Selected extract —
____

A recent study conducted by researches at Rhode Island Hospital and Brown University showed that the enhanced living environment and memory care program at Briarcliffe Gardens in Johnston, RI had a positive impact on residents' mood and quality of life. The study, authored by Beth Springate, Akshay Talwar and Geoffrey Tremont, has been accepted for and is currently scheduled to be published in the December issue of the Journal of Housing for the Elderly.
Thirty-nine individuals diagnosed with Alzheimer's disease or a related dementia who were admitted to briarcliffe Gardens completed tests of memory, thinking skills, and mood, and their family members reported on behavioral changes and quality of life within two weeks of admission. These measures were repeated at 3 and 6 months. The physical environment and care programming at Briarcliffe Gardens was designed based on research evidence and focused on creating a home like environment. Other features include healthy meals and nutrition and numerous social and recreational activities. Results showed that despite cognitive decline over the course of the study, there were no declines in quality of life or increases in behavioral symptoms. In addition, residents reported improved feelings of fear, anger, and sadness and increases in happiness.
Taken together, findings from this study provide preliminary evidence that moving from home to an AL facility designed specifically for individuals with memory disorders may positively impact individuals' mood with no negative impact on quality of life or presence of neuropsychiatric symptoms. These results suggeest environmental modifications to assisted living facilities have the potential to be beneficial to their residents and would benefit from continued research.

____

Extracted entries —

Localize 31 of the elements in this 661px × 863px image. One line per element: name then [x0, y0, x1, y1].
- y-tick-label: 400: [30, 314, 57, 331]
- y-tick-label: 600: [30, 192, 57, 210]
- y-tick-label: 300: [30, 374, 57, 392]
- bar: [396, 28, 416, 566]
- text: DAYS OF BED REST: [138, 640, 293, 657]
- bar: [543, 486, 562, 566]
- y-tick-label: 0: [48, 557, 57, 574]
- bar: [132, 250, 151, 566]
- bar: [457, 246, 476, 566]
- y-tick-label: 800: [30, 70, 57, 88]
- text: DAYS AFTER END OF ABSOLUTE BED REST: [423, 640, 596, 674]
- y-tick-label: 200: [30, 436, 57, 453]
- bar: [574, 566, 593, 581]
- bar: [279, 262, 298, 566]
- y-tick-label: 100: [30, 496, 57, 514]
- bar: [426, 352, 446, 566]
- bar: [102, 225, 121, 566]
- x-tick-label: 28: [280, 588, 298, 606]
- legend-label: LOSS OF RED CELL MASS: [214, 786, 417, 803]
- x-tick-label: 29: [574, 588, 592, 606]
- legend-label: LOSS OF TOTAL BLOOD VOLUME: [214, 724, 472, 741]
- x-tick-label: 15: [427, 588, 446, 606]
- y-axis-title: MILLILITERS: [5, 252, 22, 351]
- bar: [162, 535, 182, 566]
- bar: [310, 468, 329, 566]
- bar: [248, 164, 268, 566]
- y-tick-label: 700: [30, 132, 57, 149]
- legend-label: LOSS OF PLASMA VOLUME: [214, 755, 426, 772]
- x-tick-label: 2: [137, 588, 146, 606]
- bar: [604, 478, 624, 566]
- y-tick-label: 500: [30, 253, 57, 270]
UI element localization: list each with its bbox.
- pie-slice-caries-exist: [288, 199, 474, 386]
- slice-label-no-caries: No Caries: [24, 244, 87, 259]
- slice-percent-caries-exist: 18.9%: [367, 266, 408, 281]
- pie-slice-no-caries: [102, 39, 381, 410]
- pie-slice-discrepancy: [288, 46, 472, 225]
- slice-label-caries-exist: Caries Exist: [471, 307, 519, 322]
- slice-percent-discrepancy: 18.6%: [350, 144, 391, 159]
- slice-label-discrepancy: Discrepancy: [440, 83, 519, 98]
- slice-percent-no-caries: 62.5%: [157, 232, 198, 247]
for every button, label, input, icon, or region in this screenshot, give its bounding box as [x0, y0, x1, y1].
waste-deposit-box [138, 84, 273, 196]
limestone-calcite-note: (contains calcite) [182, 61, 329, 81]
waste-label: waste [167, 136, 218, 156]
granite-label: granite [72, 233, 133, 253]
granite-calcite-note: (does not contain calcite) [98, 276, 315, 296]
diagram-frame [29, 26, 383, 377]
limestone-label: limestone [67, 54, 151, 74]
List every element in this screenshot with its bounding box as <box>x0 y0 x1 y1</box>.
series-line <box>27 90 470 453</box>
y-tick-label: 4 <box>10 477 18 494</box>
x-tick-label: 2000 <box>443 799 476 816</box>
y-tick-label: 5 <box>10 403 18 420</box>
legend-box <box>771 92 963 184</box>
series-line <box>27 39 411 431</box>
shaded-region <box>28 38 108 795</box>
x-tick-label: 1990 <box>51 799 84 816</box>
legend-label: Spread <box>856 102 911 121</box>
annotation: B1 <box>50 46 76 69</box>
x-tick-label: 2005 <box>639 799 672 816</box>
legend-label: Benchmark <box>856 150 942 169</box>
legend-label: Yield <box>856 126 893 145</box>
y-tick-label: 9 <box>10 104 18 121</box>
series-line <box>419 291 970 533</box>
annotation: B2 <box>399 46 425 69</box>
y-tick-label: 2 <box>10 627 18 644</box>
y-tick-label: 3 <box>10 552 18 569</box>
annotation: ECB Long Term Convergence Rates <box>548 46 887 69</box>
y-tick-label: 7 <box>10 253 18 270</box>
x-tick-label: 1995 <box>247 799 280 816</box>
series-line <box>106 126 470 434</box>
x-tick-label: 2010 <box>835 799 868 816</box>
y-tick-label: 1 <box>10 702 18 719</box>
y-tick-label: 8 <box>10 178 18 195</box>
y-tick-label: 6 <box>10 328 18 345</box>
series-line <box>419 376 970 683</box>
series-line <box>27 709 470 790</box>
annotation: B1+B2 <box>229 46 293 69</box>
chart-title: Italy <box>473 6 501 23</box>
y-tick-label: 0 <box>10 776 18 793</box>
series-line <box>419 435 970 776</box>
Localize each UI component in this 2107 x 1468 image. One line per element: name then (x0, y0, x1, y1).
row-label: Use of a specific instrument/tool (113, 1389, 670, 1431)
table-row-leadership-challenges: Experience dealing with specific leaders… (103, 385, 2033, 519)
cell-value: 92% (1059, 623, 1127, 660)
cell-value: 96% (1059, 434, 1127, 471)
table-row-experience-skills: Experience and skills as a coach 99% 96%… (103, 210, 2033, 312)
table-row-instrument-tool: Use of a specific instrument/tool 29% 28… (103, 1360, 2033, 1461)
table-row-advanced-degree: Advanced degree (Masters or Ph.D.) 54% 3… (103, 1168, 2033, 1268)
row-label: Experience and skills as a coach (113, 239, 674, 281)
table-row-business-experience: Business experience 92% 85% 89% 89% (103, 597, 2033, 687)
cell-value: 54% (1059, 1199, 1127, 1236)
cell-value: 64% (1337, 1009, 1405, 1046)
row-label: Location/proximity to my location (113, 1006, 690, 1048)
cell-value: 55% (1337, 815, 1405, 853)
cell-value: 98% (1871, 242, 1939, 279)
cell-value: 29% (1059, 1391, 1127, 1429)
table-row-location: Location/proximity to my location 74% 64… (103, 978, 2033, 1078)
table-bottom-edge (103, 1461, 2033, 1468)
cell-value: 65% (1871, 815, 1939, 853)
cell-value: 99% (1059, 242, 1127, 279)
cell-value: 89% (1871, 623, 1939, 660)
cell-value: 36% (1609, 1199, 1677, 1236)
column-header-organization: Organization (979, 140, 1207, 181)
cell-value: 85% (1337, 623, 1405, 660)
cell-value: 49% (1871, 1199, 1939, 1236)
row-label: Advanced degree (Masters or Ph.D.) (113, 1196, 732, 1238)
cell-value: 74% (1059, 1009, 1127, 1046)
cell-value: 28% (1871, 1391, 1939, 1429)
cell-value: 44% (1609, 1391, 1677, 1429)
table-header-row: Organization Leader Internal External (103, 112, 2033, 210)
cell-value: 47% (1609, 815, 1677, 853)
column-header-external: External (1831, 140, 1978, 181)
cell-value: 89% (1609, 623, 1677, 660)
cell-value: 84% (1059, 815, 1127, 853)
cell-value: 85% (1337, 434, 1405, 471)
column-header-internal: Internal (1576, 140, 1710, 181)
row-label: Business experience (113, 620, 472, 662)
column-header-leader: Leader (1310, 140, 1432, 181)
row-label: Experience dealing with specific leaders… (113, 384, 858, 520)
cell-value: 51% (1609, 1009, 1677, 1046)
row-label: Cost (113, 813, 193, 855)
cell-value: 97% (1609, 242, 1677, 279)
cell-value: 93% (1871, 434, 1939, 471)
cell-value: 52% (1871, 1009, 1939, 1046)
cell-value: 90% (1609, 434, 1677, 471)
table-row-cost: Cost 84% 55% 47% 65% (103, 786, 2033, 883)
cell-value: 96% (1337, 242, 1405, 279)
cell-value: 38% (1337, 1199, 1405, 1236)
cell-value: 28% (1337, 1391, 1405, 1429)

____

Work instructions —
1. According to the Briarcliffe Gardens study text, at what points after admission were the measures repeated?
2. Rewrite the Briarcliffe Gardens study text from "Taken together, findings" to "from continued research.", swapping "residents" for "tenants".
3. Does each statement agree with the Briarcliffe Gardens study text? Answer yes or no for each and quote the words that decide it.
(a) Thirty-nine individuals took part in the study.
(b) Behavioral symptoms increased over the course of the study.
(c) Family members reported on behavioral changes and quality of life.

Task answers —
1. At 3 and 6 months.

2.
Taken together, findings from this study provide preliminary evidence that moving from home to an AL facility designed specifically for individuals with memory disorders may positively impact individuals' mood with no negative impact on quality of life or presence of neuropsychiatric symptoms. These results suggeest environmental modifications to assisted living facilities have the potential to be beneficial to their tenants and would benefit from continued research.

3.
(a) Yes: "Thirty-nine individuals diagnosed with Alzheimer's disease or a related dementia"
(b) No: "there were no declines in quality of life or increases in behavioral symptoms"
(c) Yes: "their family members reported on behavioral changes and quality of life"